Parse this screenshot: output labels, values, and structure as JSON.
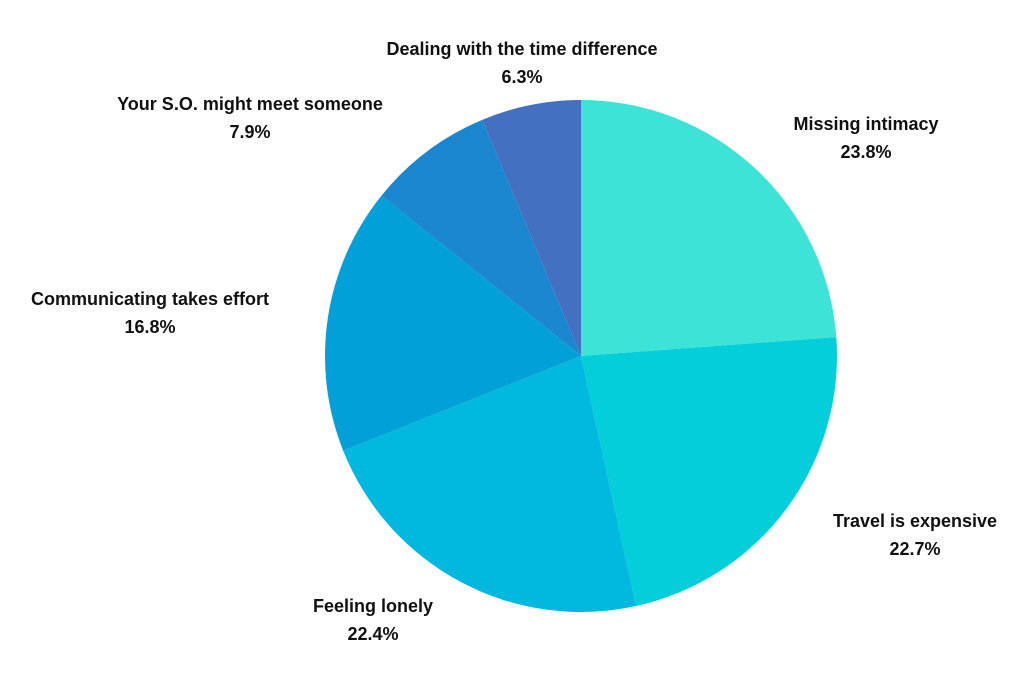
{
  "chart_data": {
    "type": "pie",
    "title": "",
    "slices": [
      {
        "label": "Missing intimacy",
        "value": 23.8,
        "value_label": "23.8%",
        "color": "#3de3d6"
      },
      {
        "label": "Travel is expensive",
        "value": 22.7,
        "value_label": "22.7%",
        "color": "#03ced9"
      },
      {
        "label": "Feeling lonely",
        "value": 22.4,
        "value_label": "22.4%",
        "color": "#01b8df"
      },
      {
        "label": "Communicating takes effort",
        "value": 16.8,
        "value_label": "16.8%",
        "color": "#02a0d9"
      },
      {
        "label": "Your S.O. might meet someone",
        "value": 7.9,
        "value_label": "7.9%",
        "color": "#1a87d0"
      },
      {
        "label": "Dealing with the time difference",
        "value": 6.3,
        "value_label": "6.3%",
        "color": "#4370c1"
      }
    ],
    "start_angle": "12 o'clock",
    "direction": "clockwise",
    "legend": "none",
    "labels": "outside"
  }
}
* * * * * * *
* _Stated task_: Write out the listing above again, exactly, but with no pictures in the copy.

* _Answer for the task_:
Parse this screenshot: output labels, values, and structure as JSON.
{
  "chart_data": {
    "type": "pie",
    "title": "",
    "slices": [
      {
        "label": "Missing intimacy",
        "value": 23.8,
        "value_label": "23.8%",
        "color": "#3de3d6"
      },
      {
        "label": "Travel is expensive",
        "value": 22.7,
        "value_label": "22.7%",
        "color": "#03ced9"
      },
      {
        "label": "Feeling lonely",
        "value": 22.4,
        "value_label": "22.4%",
        "color": "#01b8df"
      },
      {
        "label": "Communicating takes effort",
        "value": 16.8,
        "value_label": "16.8%",
        "color": "#02a0d9"
      },
      {
        "label": "Your S.O. might meet someone",
        "value": 7.9,
        "value_label": "7.9%",
        "color": "#1a87d0"
      },
      {
        "label": "Dealing with the time difference",
        "value": 6.3,
        "value_label": "6.3%",
        "color": "#4370c1"
      }
    ],
    "start_angle": "12 o'clock",
    "direction": "clockwise",
    "legend": "none",
    "labels": "outside"
  }
}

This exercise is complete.